#### [Directive]
Copy each line of the records that contains the word "alpha".
* * * * * * *
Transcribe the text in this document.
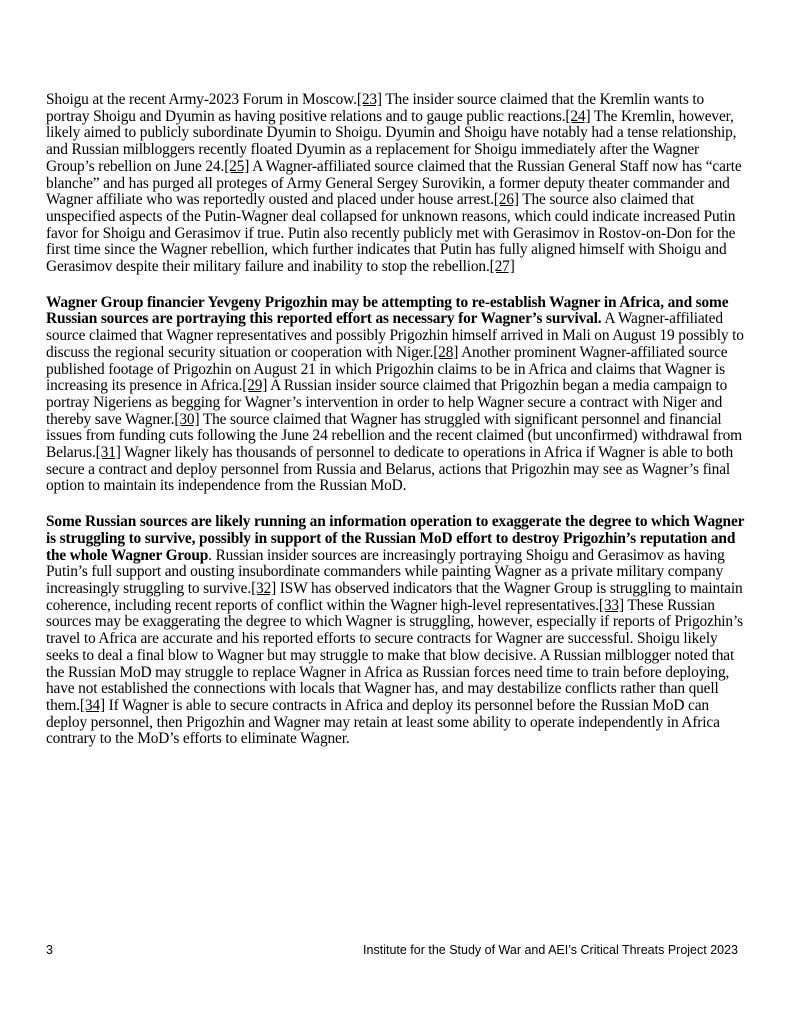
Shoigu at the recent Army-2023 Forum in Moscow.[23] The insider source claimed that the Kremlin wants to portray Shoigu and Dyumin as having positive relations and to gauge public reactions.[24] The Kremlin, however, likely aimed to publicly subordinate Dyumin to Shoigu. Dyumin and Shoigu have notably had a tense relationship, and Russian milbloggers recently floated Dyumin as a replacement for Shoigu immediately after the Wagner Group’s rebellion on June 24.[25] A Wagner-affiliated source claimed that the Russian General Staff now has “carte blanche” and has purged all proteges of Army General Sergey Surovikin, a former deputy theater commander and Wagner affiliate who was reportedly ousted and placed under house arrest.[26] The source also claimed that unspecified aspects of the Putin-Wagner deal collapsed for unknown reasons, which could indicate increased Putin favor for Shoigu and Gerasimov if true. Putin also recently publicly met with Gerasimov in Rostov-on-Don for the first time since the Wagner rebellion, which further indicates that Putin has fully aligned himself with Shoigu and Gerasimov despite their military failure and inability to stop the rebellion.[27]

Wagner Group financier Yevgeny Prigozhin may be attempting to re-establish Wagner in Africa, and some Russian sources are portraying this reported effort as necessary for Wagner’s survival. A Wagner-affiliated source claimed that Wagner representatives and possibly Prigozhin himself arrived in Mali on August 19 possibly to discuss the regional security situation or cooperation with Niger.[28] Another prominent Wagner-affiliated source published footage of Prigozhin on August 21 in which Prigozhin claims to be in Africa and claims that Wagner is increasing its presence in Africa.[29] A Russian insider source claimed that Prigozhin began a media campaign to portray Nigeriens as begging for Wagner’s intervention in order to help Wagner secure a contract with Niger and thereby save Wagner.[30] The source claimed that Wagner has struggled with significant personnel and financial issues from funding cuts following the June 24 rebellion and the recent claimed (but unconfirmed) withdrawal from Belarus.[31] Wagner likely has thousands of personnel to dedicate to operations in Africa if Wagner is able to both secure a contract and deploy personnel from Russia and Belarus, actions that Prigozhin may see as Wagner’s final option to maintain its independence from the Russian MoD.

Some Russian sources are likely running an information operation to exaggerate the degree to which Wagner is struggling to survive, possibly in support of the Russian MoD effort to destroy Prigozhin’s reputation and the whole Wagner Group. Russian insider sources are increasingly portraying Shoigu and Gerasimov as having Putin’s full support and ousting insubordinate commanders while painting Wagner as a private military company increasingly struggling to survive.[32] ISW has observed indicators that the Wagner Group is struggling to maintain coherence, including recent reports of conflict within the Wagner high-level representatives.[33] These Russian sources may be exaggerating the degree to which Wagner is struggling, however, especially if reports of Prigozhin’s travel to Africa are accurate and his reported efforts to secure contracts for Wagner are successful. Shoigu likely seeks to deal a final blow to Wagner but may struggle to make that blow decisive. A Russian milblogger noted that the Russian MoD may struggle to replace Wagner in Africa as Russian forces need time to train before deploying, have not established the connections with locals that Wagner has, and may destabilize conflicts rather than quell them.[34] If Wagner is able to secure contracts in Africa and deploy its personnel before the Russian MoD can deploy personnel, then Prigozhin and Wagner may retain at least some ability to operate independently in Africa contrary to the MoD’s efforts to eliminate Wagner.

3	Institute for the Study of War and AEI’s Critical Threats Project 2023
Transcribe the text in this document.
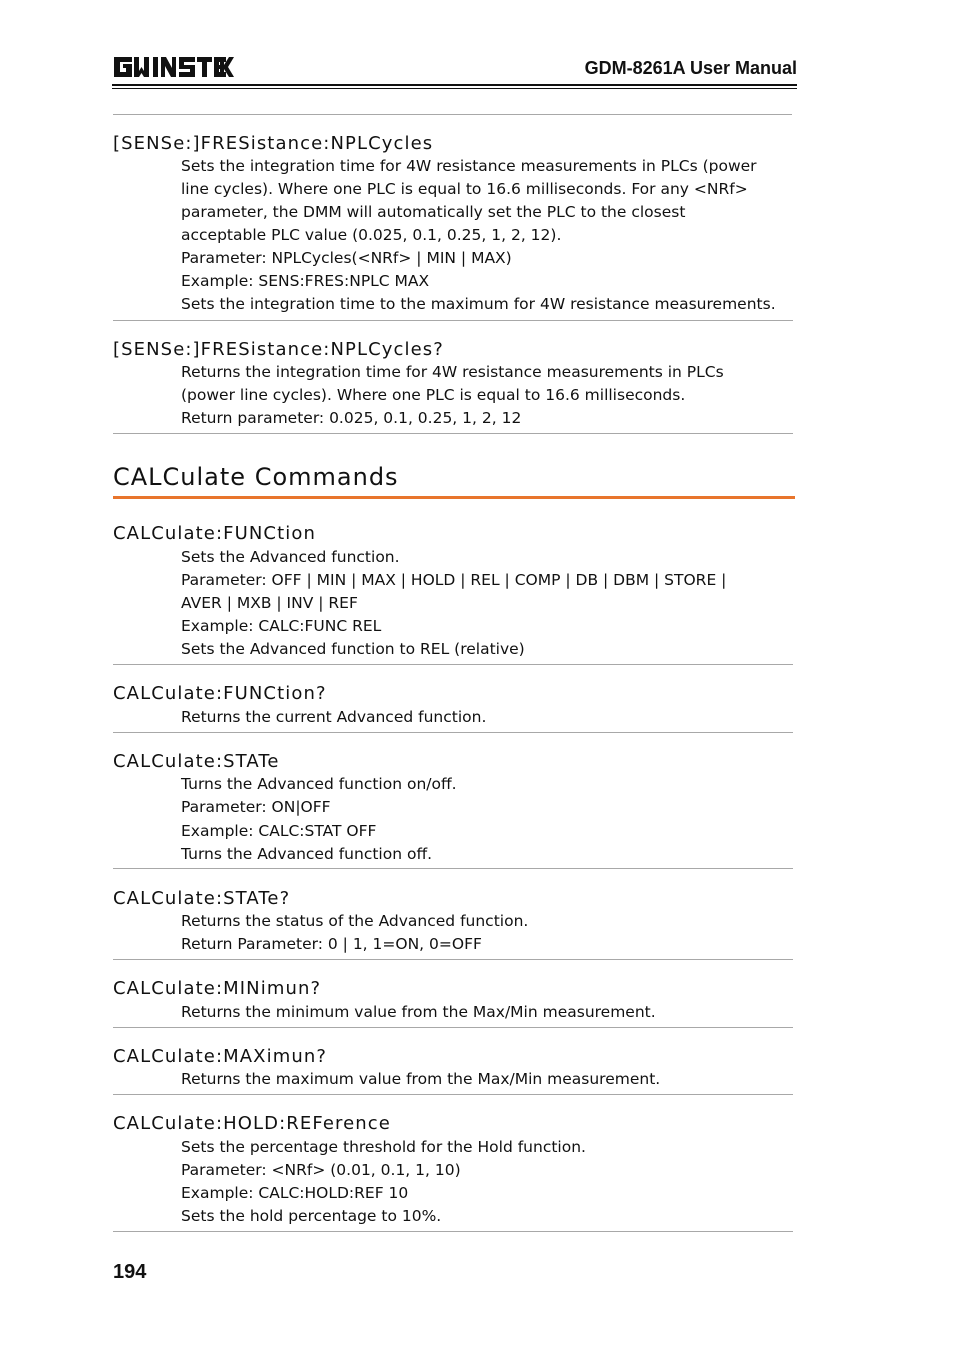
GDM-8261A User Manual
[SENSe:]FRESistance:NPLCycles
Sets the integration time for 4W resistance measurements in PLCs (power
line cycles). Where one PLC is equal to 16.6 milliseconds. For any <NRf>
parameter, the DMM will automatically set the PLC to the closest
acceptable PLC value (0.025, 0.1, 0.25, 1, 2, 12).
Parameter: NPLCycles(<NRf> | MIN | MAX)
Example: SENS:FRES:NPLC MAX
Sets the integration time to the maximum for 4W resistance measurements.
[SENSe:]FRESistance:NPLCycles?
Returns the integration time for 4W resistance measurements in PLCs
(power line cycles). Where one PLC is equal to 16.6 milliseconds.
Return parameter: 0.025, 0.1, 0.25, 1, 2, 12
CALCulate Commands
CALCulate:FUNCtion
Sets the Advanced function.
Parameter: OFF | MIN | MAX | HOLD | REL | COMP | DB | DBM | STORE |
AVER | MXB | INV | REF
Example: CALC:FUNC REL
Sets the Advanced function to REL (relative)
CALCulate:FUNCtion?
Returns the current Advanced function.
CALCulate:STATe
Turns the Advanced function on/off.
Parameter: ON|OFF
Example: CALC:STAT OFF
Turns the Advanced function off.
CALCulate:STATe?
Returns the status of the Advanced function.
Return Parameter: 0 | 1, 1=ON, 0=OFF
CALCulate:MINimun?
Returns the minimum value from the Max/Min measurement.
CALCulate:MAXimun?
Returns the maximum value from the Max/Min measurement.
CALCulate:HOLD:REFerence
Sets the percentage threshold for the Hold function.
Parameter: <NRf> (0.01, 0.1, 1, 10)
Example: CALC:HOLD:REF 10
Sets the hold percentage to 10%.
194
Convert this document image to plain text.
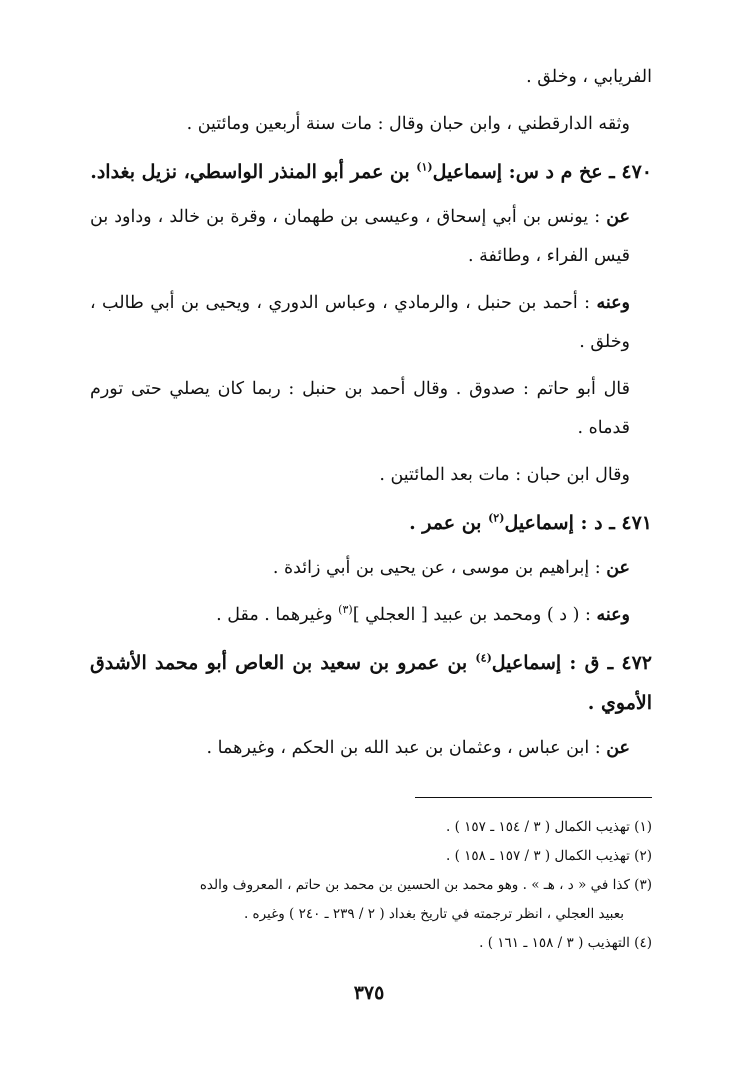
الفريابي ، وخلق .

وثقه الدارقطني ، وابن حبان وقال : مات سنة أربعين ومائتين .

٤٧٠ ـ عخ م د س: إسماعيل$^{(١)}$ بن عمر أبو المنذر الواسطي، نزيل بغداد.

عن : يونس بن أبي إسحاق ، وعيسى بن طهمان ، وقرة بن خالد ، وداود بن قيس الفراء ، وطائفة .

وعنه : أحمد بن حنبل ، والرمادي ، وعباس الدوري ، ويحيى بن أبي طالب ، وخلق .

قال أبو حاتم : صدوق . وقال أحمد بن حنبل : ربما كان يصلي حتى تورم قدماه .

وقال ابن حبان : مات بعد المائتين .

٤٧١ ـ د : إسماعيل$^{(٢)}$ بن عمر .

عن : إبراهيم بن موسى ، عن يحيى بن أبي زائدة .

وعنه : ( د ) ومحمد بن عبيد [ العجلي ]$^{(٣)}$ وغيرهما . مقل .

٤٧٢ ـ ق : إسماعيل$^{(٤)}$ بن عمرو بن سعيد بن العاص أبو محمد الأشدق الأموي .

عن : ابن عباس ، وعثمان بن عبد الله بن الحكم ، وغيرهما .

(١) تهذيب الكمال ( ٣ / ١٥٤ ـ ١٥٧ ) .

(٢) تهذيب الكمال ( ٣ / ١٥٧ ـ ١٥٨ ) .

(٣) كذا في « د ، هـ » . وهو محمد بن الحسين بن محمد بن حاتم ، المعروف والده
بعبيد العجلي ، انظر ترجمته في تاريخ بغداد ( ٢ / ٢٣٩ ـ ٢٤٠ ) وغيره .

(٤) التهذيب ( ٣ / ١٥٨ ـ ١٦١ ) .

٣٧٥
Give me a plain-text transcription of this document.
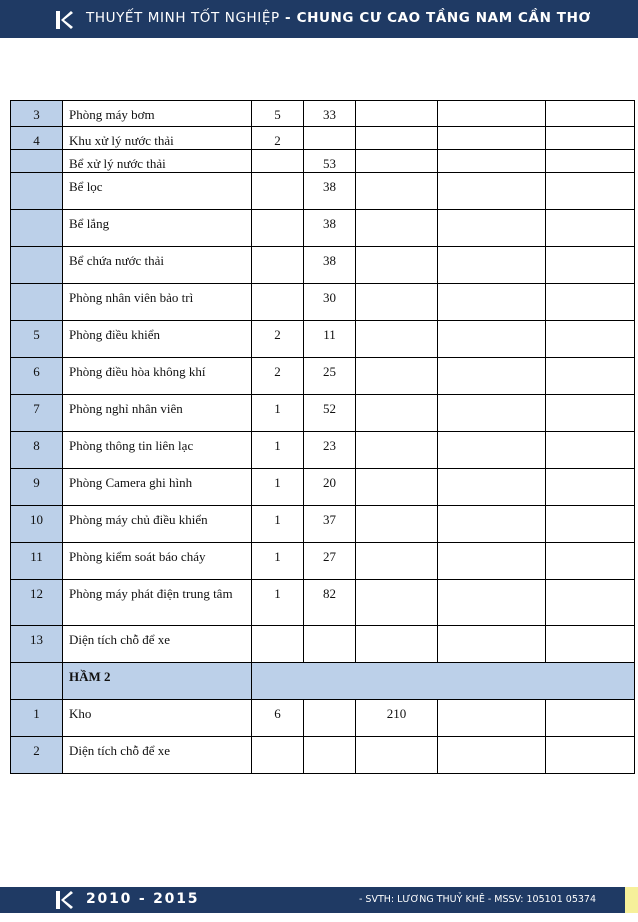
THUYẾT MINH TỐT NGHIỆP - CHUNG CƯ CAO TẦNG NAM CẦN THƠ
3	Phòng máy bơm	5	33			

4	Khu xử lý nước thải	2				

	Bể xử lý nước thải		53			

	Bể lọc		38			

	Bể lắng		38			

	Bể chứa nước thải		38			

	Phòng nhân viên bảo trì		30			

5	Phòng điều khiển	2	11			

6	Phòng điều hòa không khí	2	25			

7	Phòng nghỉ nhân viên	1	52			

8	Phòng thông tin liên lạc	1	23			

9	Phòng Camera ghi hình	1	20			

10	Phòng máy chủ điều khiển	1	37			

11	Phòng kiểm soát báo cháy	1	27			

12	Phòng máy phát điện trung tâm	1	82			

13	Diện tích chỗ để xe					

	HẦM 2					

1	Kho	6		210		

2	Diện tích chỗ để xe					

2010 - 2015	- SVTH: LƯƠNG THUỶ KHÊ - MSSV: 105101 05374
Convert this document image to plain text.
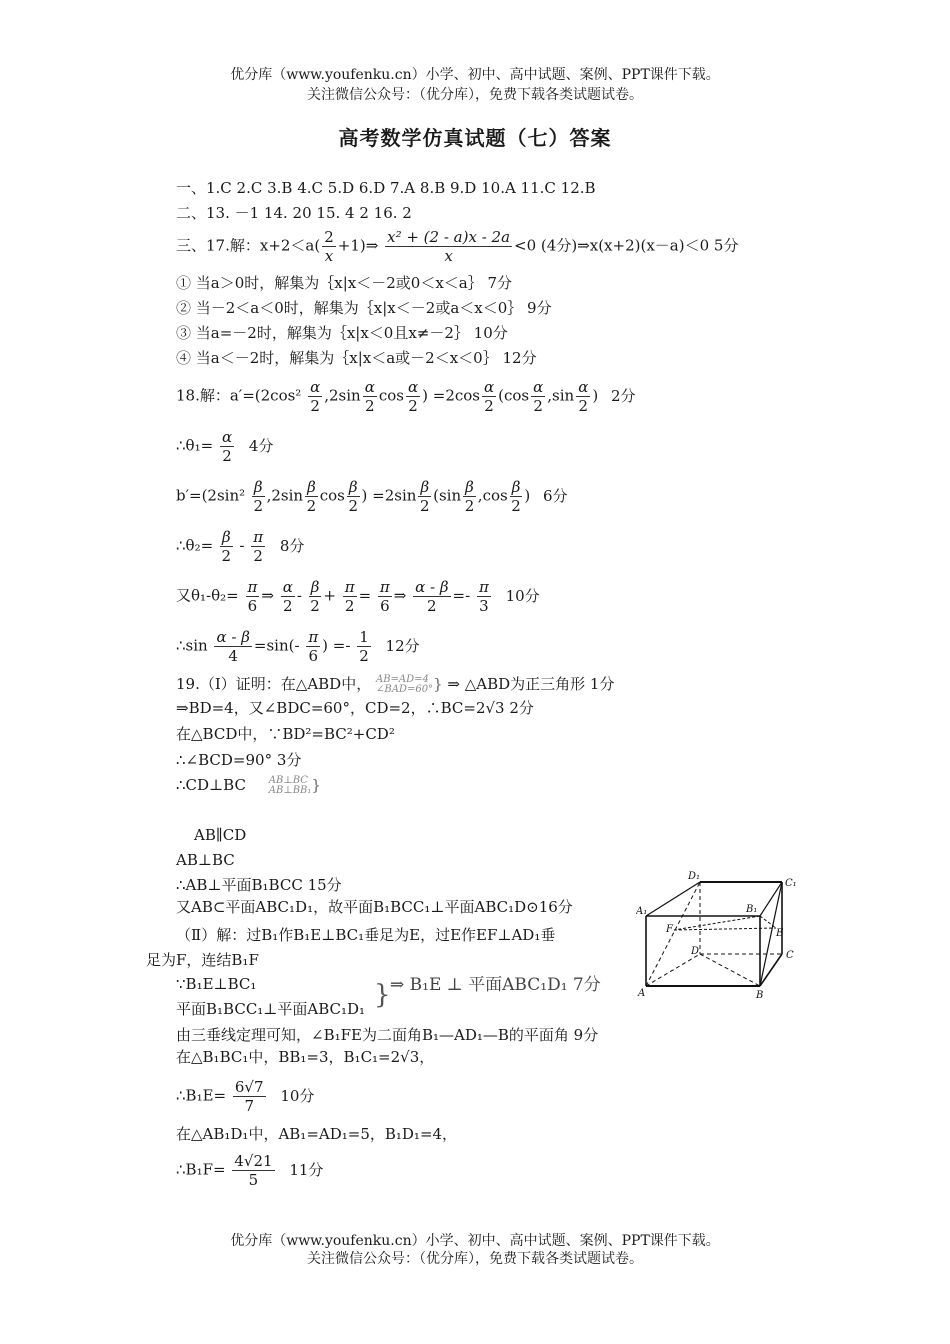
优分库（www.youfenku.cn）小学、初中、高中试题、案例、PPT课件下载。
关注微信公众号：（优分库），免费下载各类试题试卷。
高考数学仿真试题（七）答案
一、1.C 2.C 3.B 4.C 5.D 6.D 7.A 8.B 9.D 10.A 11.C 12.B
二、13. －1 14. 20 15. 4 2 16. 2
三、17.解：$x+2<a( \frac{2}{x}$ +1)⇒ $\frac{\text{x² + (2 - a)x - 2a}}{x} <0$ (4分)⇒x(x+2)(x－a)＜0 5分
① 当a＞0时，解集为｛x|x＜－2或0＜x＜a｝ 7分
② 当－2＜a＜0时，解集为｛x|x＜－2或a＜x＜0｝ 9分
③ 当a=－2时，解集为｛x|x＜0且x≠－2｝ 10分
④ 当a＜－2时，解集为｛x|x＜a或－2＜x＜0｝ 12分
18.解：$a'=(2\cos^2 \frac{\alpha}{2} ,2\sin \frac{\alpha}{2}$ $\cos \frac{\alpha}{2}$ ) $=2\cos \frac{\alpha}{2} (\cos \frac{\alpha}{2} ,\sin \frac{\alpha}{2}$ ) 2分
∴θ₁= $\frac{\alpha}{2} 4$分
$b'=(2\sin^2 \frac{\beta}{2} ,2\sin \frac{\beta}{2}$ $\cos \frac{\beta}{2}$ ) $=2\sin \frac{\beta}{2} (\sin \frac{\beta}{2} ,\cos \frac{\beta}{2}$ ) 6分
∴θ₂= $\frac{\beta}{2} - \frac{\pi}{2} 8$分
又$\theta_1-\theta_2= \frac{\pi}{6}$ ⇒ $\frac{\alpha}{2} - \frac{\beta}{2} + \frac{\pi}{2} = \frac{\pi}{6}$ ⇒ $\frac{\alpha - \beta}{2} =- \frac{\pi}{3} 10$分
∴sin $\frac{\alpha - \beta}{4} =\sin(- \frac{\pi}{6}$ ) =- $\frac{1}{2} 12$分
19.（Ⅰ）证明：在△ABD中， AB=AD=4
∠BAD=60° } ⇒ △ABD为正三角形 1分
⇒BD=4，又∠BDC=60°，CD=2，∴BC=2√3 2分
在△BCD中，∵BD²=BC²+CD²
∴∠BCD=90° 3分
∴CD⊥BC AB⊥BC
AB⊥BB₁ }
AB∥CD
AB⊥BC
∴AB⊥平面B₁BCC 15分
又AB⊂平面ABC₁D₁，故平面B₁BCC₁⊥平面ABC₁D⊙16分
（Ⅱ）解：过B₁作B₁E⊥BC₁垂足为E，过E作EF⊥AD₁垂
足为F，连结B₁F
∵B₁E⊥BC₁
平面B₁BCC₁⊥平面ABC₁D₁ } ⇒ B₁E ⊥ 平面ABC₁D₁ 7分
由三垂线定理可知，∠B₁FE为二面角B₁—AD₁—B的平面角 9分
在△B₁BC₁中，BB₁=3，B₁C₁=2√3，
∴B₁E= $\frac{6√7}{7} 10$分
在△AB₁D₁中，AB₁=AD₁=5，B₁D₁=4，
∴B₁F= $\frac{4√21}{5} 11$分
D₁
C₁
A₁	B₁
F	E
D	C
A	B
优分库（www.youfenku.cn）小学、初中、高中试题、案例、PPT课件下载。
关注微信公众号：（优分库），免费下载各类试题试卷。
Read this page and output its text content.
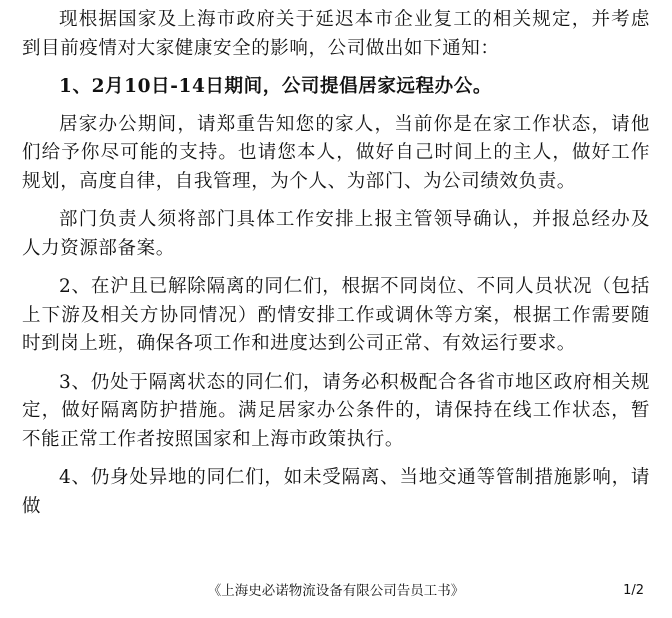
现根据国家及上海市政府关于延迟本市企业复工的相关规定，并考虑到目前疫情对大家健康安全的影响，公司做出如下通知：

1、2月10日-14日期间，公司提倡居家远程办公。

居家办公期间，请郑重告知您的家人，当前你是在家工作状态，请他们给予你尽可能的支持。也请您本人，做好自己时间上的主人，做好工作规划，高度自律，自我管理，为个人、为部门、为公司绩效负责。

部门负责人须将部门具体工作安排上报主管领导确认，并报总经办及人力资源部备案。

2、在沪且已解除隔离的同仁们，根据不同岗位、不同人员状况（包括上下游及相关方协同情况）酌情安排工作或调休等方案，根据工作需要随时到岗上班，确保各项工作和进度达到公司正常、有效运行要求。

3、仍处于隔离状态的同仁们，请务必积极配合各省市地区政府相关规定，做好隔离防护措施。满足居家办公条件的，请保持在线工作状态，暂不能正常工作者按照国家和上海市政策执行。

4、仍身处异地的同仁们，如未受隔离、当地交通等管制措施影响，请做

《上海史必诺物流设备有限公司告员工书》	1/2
* * * * * * *
#### [Correct output]
18.解：$a'=(2\cos^2 \frac{\alpha}{2} ,2\sin \frac{\alpha}{2}$ $\cos \frac{\alpha}{2}$ ) $=2\cos \frac{\alpha}{2} (\cos \frac{\alpha}{2} ,\sin \frac{\alpha}{2}$ ) 2分
∴θ₁= $\frac{\alpha}{2} 4$分
又$\theta_1-\theta_2= \frac{\pi}{6}$ ⇒ $\frac{\alpha}{2} - \frac{\beta}{2} + \frac{\pi}{2} = \frac{\pi}{6}$ ⇒ $\frac{\alpha - \beta}{2} =- \frac{\pi}{3} 10$分
∴sin $\frac{\alpha - \beta}{4} =\sin(- \frac{\pi}{6}$ ) =- $\frac{1}{2} 12$分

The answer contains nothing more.